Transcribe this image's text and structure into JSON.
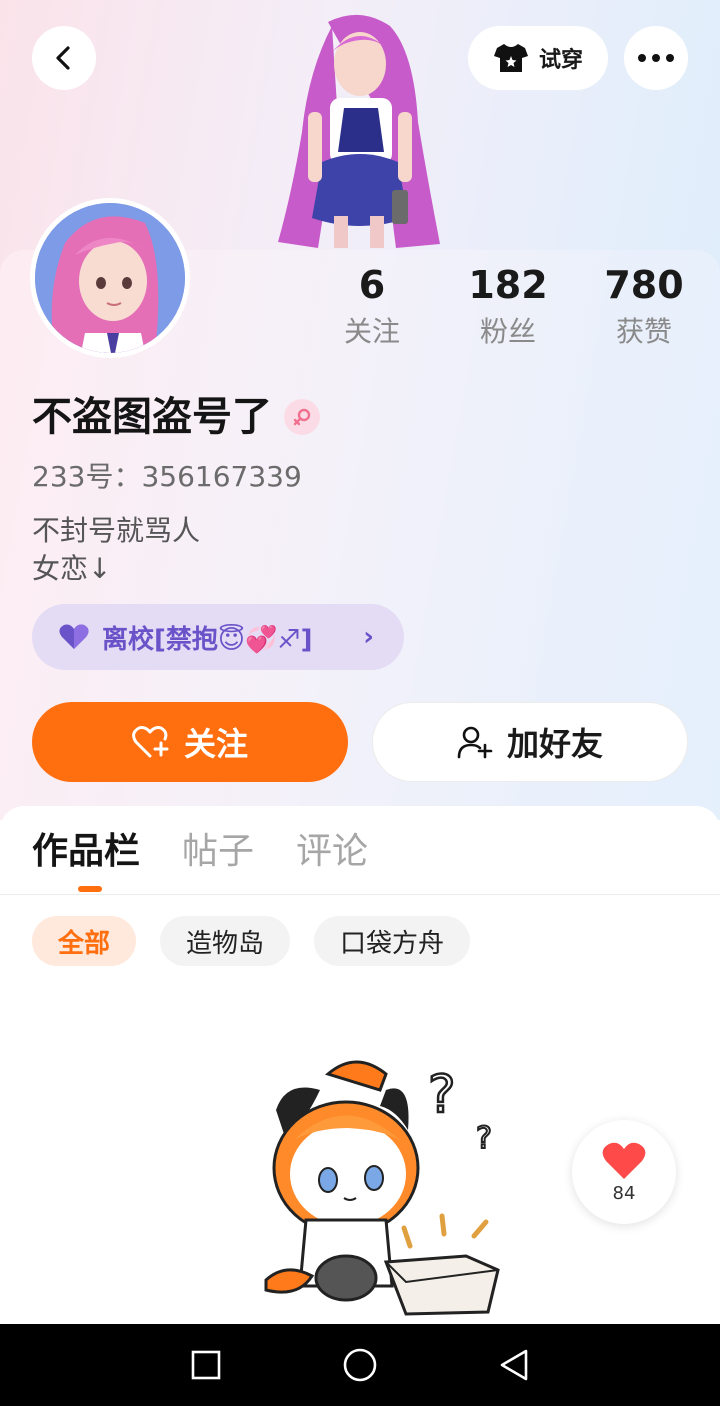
{
  "header": {
    "back_icon": "chevron-left-icon",
    "tryon_label": "试穿",
    "tryon_icon": "tshirt-icon",
    "more_icon": "more-dots-icon"
  },
  "profile": {
    "stats": [
      {
        "value": "6",
        "label": "关注"
      },
      {
        "value": "182",
        "label": "粉丝"
      },
      {
        "value": "780",
        "label": "获赞"
      }
    ],
    "nickname": "不盗图盗号了",
    "gender_icon": "female-icon",
    "uid": "233号：356167339",
    "bio_line1": "不封号就骂人",
    "bio_line2": "女恋↓",
    "title_badge": "离校[禁抱😇💞♐]",
    "title_icon": "heart-icon"
  },
  "actions": {
    "follow_label": "关注",
    "follow_icon": "heart-plus-icon",
    "add_friend_label": "加好友",
    "add_friend_icon": "user-plus-icon"
  },
  "tabs": [
    {
      "label": "作品栏",
      "active": true
    },
    {
      "label": "帖子",
      "active": false
    },
    {
      "label": "评论",
      "active": false
    }
  ],
  "filter_chips": [
    {
      "label": "全部",
      "active": true
    },
    {
      "label": "造物岛",
      "active": false
    },
    {
      "label": "口袋方舟",
      "active": false
    }
  ],
  "like_fab": {
    "count": "84",
    "icon": "heart-icon"
  },
  "colors": {
    "accent": "#ff6f0f",
    "title_badge_bg": "#e4dcf5",
    "title_badge_text": "#6a52c9"
  },
  "navbar": {
    "icons": [
      "square-icon",
      "circle-icon",
      "triangle-back-icon"
    ]
  }
}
####
- TASK BRIEF: The listing above needs to be output again exactly. Don't include the pictures.

- RESPONSE:
Transcribe this image's text and structure into JSON.
{
  "header": {
    "back_icon": "chevron-left-icon",
    "tryon_label": "试穿",
    "tryon_icon": "tshirt-icon",
    "more_icon": "more-dots-icon"
  },
  "profile": {
    "stats": [
      {
        "value": "6",
        "label": "关注"
      },
      {
        "value": "182",
        "label": "粉丝"
      },
      {
        "value": "780",
        "label": "获赞"
      }
    ],
    "nickname": "不盗图盗号了",
    "gender_icon": "female-icon",
    "uid": "233号：356167339",
    "bio_line1": "不封号就骂人",
    "bio_line2": "女恋↓",
    "title_badge": "离校[禁抱😇💞♐]",
    "title_icon": "heart-icon"
  },
  "actions": {
    "follow_label": "关注",
    "follow_icon": "heart-plus-icon",
    "add_friend_label": "加好友",
    "add_friend_icon": "user-plus-icon"
  },
  "tabs": [
    {
      "label": "作品栏",
      "active": true
    },
    {
      "label": "帖子",
      "active": false
    },
    {
      "label": "评论",
      "active": false
    }
  ],
  "filter_chips": [
    {
      "label": "全部",
      "active": true
    },
    {
      "label": "造物岛",
      "active": false
    },
    {
      "label": "口袋方舟",
      "active": false
    }
  ],
  "like_fab": {
    "count": "84",
    "icon": "heart-icon"
  },
  "colors": {
    "accent": "#ff6f0f",
    "title_badge_bg": "#e4dcf5",
    "title_badge_text": "#6a52c9"
  },
  "navbar": {
    "icons": [
      "square-icon",
      "circle-icon",
      "triangle-back-icon"
    ]
  }
}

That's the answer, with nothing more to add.